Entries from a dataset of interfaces
'''

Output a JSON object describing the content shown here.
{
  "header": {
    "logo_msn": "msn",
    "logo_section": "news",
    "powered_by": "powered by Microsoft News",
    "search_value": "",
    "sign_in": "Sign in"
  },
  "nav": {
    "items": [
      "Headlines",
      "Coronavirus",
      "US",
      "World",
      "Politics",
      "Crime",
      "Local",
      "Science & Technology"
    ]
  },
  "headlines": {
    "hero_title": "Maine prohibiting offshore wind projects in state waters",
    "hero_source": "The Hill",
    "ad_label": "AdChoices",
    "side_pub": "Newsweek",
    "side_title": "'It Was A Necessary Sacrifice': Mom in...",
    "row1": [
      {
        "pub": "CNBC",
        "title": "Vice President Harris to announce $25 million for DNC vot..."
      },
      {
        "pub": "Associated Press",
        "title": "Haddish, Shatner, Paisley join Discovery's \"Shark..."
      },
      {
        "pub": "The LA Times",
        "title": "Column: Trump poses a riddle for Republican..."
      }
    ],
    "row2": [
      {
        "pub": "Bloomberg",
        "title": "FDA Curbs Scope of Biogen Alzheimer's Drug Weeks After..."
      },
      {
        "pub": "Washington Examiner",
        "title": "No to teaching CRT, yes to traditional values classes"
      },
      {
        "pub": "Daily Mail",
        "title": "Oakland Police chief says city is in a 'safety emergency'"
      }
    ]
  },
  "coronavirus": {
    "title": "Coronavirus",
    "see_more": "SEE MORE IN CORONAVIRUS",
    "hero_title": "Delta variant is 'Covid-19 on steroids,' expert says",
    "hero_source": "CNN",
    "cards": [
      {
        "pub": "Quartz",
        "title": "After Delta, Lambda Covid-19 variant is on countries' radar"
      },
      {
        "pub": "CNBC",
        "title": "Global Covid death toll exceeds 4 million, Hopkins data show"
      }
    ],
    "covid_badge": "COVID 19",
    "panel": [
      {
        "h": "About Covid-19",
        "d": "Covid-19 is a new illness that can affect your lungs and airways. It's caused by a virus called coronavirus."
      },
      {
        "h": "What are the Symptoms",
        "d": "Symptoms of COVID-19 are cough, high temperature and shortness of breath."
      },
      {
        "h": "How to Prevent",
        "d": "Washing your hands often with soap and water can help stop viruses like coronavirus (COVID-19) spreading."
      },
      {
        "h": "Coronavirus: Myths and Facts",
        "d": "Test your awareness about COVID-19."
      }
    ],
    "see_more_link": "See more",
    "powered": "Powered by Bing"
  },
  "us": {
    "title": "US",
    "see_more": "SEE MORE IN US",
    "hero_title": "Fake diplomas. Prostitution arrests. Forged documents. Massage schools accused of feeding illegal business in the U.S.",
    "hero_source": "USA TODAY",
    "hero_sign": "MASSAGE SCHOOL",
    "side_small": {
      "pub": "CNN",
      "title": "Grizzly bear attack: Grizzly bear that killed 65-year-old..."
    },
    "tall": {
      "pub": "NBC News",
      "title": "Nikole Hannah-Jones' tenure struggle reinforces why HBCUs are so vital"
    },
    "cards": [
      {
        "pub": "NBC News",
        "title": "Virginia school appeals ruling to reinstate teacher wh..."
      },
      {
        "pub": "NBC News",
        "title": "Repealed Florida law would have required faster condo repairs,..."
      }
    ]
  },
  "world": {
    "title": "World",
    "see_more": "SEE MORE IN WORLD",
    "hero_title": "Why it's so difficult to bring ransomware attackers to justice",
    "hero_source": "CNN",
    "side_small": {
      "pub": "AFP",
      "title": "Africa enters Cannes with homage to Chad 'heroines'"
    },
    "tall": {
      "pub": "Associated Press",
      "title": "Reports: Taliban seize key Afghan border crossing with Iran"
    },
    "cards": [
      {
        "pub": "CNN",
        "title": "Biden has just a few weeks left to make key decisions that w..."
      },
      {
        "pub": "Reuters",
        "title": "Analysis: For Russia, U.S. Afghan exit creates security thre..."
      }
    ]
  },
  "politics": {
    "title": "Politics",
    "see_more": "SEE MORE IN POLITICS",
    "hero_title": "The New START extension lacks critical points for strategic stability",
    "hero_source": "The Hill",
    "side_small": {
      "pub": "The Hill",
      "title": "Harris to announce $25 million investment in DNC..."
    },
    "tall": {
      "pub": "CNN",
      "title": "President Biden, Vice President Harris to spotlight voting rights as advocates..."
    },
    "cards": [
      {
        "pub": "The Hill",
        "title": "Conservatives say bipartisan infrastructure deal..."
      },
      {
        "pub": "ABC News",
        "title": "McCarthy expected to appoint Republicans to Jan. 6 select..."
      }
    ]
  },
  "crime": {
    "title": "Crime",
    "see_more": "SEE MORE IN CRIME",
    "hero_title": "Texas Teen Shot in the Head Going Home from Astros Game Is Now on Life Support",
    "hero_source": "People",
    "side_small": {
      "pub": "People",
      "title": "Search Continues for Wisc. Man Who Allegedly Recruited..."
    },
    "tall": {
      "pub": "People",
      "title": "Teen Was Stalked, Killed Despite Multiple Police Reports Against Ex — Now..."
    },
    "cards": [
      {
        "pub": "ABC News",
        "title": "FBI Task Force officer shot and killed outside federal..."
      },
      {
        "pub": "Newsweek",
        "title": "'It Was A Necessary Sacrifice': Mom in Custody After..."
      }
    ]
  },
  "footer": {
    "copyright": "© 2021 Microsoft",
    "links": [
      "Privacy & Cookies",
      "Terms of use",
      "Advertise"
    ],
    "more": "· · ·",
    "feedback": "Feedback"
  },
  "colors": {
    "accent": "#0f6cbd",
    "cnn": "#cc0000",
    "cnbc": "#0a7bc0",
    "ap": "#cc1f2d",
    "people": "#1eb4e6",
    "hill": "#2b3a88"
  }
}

'''

Across all the records, find the lines containing the word "your" and reproduce each one.

* _TASK RESPONSE_
        "d": "Covid-19 is a new illness that can affect your lungs and airways. It's caused by a virus called coronavirus."
        "d": "Washing your hands often with soap and water can help stop viruses like coronavirus (COVID-19) spreading."
        "d": "Test your awareness about COVID-19."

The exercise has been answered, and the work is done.